## Data to use
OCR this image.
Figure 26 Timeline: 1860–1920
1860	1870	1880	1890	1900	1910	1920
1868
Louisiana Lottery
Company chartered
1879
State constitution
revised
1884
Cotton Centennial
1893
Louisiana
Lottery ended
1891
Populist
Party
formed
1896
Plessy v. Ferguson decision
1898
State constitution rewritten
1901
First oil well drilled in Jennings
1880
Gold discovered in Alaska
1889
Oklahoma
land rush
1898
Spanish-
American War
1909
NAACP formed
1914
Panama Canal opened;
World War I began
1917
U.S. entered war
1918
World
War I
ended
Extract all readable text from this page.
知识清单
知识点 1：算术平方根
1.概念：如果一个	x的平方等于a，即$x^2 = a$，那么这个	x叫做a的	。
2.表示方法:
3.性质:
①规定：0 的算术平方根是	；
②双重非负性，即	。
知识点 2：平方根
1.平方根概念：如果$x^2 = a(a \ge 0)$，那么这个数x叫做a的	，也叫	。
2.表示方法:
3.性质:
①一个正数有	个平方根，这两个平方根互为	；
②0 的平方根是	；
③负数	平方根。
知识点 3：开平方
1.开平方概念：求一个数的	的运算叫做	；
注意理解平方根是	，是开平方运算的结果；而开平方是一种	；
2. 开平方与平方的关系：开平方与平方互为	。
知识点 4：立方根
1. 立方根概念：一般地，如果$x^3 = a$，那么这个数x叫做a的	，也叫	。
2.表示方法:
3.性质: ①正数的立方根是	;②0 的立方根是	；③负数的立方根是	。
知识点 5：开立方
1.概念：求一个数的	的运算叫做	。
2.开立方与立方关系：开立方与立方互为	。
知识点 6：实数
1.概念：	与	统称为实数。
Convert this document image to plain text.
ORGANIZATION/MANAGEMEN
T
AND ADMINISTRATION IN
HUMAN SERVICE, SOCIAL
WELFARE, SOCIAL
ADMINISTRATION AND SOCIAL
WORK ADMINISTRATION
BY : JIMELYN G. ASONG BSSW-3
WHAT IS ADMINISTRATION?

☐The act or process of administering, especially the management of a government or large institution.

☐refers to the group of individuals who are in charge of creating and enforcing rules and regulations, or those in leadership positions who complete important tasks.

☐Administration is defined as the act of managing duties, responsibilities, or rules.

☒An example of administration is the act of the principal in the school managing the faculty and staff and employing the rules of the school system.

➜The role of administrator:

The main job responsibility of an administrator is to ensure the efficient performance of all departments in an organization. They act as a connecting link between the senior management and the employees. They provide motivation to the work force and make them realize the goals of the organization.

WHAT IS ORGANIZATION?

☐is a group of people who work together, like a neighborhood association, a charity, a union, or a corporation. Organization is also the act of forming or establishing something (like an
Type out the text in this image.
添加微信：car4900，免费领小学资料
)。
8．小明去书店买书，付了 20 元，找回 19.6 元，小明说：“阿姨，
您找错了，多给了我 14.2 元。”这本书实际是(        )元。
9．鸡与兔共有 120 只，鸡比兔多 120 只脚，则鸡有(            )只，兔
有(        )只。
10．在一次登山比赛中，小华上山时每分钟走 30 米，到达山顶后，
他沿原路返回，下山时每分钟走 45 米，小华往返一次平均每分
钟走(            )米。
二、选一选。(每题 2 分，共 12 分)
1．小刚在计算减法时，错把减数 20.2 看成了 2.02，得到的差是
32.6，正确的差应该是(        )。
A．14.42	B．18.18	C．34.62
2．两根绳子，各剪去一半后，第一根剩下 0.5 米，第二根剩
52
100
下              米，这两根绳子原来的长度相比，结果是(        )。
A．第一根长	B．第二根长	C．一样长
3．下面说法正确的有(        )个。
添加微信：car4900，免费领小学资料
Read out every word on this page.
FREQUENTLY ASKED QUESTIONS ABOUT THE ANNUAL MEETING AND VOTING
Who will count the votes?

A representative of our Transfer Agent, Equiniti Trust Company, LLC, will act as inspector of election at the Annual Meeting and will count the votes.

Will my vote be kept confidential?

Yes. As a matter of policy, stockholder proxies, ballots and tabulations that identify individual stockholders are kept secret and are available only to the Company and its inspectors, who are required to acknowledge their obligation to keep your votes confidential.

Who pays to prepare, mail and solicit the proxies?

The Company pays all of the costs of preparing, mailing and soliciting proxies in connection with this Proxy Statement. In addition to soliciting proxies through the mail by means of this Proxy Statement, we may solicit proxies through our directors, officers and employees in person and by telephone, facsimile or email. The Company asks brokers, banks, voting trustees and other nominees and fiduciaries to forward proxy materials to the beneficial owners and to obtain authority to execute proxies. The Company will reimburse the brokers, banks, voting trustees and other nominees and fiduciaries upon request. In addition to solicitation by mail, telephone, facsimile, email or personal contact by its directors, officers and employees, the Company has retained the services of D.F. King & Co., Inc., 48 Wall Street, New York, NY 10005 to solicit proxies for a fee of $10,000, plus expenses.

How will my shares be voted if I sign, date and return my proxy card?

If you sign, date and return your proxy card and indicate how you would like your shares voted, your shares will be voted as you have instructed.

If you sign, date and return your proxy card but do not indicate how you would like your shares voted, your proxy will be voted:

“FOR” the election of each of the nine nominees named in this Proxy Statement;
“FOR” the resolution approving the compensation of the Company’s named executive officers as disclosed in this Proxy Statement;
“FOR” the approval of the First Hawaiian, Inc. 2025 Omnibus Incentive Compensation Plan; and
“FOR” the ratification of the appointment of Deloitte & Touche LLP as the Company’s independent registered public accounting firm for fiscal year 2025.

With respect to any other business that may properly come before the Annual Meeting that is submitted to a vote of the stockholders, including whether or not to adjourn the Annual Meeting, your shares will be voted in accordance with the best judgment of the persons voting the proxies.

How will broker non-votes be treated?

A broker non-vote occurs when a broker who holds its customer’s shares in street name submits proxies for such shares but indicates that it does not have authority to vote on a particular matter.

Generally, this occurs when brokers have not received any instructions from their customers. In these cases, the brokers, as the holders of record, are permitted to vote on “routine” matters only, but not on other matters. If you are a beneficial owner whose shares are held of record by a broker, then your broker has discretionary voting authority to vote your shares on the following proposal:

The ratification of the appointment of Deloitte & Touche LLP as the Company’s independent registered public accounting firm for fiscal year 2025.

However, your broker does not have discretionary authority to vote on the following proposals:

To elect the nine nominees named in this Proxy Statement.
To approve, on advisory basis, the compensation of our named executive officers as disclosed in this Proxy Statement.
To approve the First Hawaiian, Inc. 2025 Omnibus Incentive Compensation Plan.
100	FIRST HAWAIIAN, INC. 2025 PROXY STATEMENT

## Problem to solve
Every line of the material must be returned exactly as it appears.

## Exercise answer
OCR this image.
Figure 26 Timeline: 1860–1920
1860	1870	1880	1890	1900	1910	1920
1868
Louisiana Lottery
Company chartered
1879
State constitution
revised
1884
Cotton Centennial
1893
Louisiana
Lottery ended
1891
Populist
Party
formed
1896
Plessy v. Ferguson decision
1898
State constitution rewritten
1901
First oil well drilled in Jennings
1880
Gold discovered in Alaska
1889
Oklahoma
land rush
1898
Spanish-
American War
1909
NAACP formed
1914
Panama Canal opened;
World War I began
1917
U.S. entered war
1918
World
War I
ended
Extract all readable text from this page.
知识清单
知识点 1：算术平方根
1.概念：如果一个	x的平方等于a，即$x^2 = a$，那么这个	x叫做a的	。
2.表示方法:
3.性质:
①规定：0 的算术平方根是	；
②双重非负性，即	。
知识点 2：平方根
1.平方根概念：如果$x^2 = a(a \ge 0)$，那么这个数x叫做a的	，也叫	。
2.表示方法:
3.性质:
①一个正数有	个平方根，这两个平方根互为	；
②0 的平方根是	；
③负数	平方根。
知识点 3：开平方
1.开平方概念：求一个数的	的运算叫做	；
注意理解平方根是	，是开平方运算的结果；而开平方是一种	；
2. 开平方与平方的关系：开平方与平方互为	。
知识点 4：立方根
1. 立方根概念：一般地，如果$x^3 = a$，那么这个数x叫做a的	，也叫	。
2.表示方法:
3.性质: ①正数的立方根是	;②0 的立方根是	；③负数的立方根是	。
知识点 5：开立方
1.概念：求一个数的	的运算叫做	。
2.开立方与立方关系：开立方与立方互为	。
知识点 6：实数
1.概念：	与	统称为实数。
Convert this document image to plain text.
ORGANIZATION/MANAGEMEN
T
AND ADMINISTRATION IN
HUMAN SERVICE, SOCIAL
WELFARE, SOCIAL
ADMINISTRATION AND SOCIAL
WORK ADMINISTRATION
BY : JIMELYN G. ASONG BSSW-3
WHAT IS ADMINISTRATION?

☐The act or process of administering, especially the management of a government or large institution.

☐refers to the group of individuals who are in charge of creating and enforcing rules and regulations, or those in leadership positions who complete important tasks.

☐Administration is defined as the act of managing duties, responsibilities, or rules.

☒An example of administration is the act of the principal in the school managing the faculty and staff and employing the rules of the school system.

➜The role of administrator:

The main job responsibility of an administrator is to ensure the efficient performance of all departments in an organization. They act as a connecting link between the senior management and the employees. They provide motivation to the work force and make them realize the goals of the organization.

WHAT IS ORGANIZATION?

☐is a group of people who work together, like a neighborhood association, a charity, a union, or a corporation. Organization is also the act of forming or establishing something (like an
Type out the text in this image.
添加微信：car4900，免费领小学资料
)。
8．小明去书店买书，付了 20 元，找回 19.6 元，小明说：“阿姨，
您找错了，多给了我 14.2 元。”这本书实际是(        )元。
9．鸡与兔共有 120 只，鸡比兔多 120 只脚，则鸡有(            )只，兔
有(        )只。
10．在一次登山比赛中，小华上山时每分钟走 30 米，到达山顶后，
他沿原路返回，下山时每分钟走 45 米，小华往返一次平均每分
钟走(            )米。
二、选一选。(每题 2 分，共 12 分)
1．小刚在计算减法时，错把减数 20.2 看成了 2.02，得到的差是
32.6，正确的差应该是(        )。
A．14.42	B．18.18	C．34.62
2．两根绳子，各剪去一半后，第一根剩下 0.5 米，第二根剩
52
100
下              米，这两根绳子原来的长度相比，结果是(        )。
A．第一根长	B．第二根长	C．一样长
3．下面说法正确的有(        )个。
添加微信：car4900，免费领小学资料
Read out every word on this page.
FREQUENTLY ASKED QUESTIONS ABOUT THE ANNUAL MEETING AND VOTING
Who will count the votes?

A representative of our Transfer Agent, Equiniti Trust Company, LLC, will act as inspector of election at the Annual Meeting and will count the votes.

Will my vote be kept confidential?

Yes. As a matter of policy, stockholder proxies, ballots and tabulations that identify individual stockholders are kept secret and are available only to the Company and its inspectors, who are required to acknowledge their obligation to keep your votes confidential.

Who pays to prepare, mail and solicit the proxies?

The Company pays all of the costs of preparing, mailing and soliciting proxies in connection with this Proxy Statement. In addition to soliciting proxies through the mail by means of this Proxy Statement, we may solicit proxies through our directors, officers and employees in person and by telephone, facsimile or email. The Company asks brokers, banks, voting trustees and other nominees and fiduciaries to forward proxy materials to the beneficial owners and to obtain authority to execute proxies. The Company will reimburse the brokers, banks, voting trustees and other nominees and fiduciaries upon request. In addition to solicitation by mail, telephone, facsimile, email or personal contact by its directors, officers and employees, the Company has retained the services of D.F. King & Co., Inc., 48 Wall Street, New York, NY 10005 to solicit proxies for a fee of $10,000, plus expenses.

How will my shares be voted if I sign, date and return my proxy card?

If you sign, date and return your proxy card and indicate how you would like your shares voted, your shares will be voted as you have instructed.

If you sign, date and return your proxy card but do not indicate how you would like your shares voted, your proxy will be voted:

“FOR” the election of each of the nine nominees named in this Proxy Statement;
“FOR” the resolution approving the compensation of the Company’s named executive officers as disclosed in this Proxy Statement;
“FOR” the approval of the First Hawaiian, Inc. 2025 Omnibus Incentive Compensation Plan; and
“FOR” the ratification of the appointment of Deloitte & Touche LLP as the Company’s independent registered public accounting firm for fiscal year 2025.

With respect to any other business that may properly come before the Annual Meeting that is submitted to a vote of the stockholders, including whether or not to adjourn the Annual Meeting, your shares will be voted in accordance with the best judgment of the persons voting the proxies.

How will broker non-votes be treated?

A broker non-vote occurs when a broker who holds its customer’s shares in street name submits proxies for such shares but indicates that it does not have authority to vote on a particular matter.

Generally, this occurs when brokers have not received any instructions from their customers. In these cases, the brokers, as the holders of record, are permitted to vote on “routine” matters only, but not on other matters. If you are a beneficial owner whose shares are held of record by a broker, then your broker has discretionary voting authority to vote your shares on the following proposal:

The ratification of the appointment of Deloitte & Touche LLP as the Company’s independent registered public accounting firm for fiscal year 2025.

However, your broker does not have discretionary authority to vote on the following proposals:

To elect the nine nominees named in this Proxy Statement.
To approve, on advisory basis, the compensation of our named executive officers as disclosed in this Proxy Statement.
To approve the First Hawaiian, Inc. 2025 Omnibus Incentive Compensation Plan.
100	FIRST HAWAIIAN, INC. 2025 PROXY STATEMENT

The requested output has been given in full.